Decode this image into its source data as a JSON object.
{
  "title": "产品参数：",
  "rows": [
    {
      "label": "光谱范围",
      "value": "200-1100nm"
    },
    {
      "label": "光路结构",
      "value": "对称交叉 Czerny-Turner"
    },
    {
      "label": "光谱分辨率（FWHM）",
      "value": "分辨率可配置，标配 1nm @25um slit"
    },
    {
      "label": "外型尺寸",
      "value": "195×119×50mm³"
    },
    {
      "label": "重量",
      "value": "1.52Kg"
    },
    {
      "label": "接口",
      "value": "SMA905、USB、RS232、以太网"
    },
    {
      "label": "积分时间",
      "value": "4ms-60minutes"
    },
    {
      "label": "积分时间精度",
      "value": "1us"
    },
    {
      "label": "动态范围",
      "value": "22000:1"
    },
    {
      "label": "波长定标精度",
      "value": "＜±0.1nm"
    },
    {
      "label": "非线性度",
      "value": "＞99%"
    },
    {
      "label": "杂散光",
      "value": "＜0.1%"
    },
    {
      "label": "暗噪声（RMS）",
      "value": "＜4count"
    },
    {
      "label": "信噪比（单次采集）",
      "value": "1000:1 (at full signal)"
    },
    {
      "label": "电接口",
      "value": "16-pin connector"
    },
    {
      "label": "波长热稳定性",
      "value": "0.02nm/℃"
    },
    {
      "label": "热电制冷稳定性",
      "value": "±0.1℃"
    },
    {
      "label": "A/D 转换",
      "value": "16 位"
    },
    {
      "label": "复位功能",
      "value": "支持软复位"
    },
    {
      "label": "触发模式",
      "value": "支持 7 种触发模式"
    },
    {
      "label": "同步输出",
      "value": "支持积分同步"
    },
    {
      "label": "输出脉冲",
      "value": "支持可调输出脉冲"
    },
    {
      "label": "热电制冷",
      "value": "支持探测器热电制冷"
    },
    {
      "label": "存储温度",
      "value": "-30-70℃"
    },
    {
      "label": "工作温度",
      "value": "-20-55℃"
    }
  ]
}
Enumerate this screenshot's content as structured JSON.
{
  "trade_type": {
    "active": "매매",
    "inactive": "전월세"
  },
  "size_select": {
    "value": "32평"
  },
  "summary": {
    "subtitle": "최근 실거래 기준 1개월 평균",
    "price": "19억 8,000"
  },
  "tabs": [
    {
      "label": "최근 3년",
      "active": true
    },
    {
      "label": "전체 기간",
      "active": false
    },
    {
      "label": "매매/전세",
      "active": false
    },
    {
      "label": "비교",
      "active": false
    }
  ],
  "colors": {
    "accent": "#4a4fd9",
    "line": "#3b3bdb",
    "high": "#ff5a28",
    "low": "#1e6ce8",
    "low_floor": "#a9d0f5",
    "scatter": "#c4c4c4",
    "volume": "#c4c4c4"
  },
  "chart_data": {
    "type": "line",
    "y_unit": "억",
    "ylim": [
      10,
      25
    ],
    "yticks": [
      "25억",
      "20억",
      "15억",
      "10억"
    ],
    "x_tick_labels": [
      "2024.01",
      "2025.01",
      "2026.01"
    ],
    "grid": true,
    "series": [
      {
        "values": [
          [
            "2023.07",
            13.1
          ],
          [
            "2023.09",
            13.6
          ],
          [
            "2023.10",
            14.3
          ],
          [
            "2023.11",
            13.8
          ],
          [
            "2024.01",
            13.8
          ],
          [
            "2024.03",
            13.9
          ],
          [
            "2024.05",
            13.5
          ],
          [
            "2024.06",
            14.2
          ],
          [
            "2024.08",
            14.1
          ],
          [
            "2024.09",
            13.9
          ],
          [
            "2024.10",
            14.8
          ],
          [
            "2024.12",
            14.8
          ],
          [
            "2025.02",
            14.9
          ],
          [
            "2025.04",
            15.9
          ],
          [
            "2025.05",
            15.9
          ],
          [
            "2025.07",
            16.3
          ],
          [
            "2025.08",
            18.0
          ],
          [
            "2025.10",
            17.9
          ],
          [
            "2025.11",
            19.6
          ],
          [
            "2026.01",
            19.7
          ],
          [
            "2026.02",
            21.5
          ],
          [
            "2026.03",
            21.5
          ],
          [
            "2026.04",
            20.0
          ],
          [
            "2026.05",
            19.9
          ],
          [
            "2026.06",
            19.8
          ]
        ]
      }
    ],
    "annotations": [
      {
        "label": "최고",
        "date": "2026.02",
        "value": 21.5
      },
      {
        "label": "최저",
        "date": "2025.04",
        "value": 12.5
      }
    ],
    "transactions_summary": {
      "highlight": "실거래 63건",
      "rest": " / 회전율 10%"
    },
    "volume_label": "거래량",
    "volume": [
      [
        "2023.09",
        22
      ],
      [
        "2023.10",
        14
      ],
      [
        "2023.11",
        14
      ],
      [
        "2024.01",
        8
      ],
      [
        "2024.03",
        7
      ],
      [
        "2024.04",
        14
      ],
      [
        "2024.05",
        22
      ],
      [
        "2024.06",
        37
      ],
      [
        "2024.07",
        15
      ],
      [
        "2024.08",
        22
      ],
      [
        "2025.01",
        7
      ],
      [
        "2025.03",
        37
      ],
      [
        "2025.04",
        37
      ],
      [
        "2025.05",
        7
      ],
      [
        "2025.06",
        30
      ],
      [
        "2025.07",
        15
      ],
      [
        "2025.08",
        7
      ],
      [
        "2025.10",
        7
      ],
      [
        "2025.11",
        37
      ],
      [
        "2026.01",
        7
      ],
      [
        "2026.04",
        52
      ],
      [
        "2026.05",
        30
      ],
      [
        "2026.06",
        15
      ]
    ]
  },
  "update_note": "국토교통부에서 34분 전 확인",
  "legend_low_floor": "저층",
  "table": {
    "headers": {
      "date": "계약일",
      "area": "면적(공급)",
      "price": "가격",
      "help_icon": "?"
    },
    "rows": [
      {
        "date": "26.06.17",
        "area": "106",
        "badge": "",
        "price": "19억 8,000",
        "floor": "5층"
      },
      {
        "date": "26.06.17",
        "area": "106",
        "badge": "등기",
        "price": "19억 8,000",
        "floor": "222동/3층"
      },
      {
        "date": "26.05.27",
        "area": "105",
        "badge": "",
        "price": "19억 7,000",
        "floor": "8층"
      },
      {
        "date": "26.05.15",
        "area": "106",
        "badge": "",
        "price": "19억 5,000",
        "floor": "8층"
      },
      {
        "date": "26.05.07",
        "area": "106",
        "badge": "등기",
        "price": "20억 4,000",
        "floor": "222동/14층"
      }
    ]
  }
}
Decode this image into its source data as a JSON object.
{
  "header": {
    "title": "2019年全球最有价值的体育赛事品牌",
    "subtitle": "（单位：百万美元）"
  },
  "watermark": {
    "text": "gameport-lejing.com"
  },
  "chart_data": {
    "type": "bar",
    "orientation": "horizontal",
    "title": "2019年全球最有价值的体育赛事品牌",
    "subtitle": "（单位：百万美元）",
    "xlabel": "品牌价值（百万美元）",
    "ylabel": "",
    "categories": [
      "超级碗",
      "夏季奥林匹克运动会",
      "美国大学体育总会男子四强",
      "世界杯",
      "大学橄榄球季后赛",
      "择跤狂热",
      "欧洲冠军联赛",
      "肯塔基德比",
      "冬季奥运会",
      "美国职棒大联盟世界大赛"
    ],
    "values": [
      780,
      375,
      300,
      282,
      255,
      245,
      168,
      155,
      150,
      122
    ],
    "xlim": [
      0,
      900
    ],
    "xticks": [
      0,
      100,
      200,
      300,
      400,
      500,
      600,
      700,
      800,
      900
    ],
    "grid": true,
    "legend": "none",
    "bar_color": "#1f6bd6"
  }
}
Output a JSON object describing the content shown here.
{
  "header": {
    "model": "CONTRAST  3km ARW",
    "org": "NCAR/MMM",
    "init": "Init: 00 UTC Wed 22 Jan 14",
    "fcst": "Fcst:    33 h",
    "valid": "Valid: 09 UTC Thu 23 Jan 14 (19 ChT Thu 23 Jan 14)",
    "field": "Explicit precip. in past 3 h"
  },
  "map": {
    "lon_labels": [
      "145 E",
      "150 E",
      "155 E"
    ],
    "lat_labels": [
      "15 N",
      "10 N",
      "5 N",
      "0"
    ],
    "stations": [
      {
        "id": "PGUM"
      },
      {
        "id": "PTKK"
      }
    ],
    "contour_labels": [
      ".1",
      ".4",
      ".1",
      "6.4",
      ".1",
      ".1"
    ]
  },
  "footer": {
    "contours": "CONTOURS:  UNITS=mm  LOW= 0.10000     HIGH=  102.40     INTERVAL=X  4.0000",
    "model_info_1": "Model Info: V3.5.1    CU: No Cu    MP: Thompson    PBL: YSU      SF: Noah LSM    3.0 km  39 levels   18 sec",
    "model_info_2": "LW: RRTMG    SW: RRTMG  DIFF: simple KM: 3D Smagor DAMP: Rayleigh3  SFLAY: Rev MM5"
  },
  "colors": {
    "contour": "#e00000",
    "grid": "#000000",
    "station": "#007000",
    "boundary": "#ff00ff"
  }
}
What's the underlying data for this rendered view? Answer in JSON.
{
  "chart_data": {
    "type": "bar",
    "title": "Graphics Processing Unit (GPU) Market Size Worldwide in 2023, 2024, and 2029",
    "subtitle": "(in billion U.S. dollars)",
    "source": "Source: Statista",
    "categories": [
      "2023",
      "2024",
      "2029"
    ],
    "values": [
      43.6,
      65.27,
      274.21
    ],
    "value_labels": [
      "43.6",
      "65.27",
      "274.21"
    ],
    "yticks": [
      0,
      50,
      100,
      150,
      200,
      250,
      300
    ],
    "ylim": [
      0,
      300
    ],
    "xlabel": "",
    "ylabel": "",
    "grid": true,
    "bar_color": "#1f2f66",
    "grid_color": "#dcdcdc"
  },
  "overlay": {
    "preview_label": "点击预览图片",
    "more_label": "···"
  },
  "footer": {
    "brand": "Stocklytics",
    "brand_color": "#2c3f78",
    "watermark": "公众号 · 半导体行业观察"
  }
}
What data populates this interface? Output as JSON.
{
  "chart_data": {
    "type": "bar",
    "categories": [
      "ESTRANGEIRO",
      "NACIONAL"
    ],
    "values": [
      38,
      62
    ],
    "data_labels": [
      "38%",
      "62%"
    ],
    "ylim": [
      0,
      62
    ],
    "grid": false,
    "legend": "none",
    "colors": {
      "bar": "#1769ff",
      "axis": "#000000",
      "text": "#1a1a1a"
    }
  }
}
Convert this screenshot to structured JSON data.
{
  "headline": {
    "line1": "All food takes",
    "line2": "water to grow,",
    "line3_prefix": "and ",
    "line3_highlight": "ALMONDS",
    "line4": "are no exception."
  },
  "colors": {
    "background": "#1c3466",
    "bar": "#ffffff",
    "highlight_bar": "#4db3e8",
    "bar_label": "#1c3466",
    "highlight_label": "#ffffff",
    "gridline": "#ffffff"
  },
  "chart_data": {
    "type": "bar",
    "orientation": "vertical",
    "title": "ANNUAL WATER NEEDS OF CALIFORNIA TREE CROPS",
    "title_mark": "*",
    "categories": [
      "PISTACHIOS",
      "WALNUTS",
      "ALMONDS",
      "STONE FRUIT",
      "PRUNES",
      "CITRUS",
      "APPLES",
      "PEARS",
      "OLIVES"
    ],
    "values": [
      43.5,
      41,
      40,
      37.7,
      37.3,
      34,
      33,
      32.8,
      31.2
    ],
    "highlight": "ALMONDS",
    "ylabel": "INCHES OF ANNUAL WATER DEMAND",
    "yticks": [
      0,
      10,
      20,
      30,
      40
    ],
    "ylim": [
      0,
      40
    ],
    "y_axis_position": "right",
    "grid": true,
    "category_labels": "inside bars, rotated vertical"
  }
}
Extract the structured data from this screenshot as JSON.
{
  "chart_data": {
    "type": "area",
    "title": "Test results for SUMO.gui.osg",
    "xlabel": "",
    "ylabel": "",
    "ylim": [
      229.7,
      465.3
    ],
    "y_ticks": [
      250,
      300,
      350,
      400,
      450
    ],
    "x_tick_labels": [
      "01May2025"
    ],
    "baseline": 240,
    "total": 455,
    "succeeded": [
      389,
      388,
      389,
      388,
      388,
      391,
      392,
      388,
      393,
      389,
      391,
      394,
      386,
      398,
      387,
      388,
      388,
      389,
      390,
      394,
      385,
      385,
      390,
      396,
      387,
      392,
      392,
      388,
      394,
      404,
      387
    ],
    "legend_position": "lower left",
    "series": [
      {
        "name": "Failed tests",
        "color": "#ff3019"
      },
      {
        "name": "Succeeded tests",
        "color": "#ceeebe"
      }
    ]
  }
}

◆ ◆ ◆ ◆ ◆

__PROBLEM DESCRIPTION__: Find each line holding the word "ALMONDS" and copy it.

__TASK OUTPUT__:
    "line3_highlight": "ALMONDS",
      "ALMONDS",
    "highlight": "ALMONDS",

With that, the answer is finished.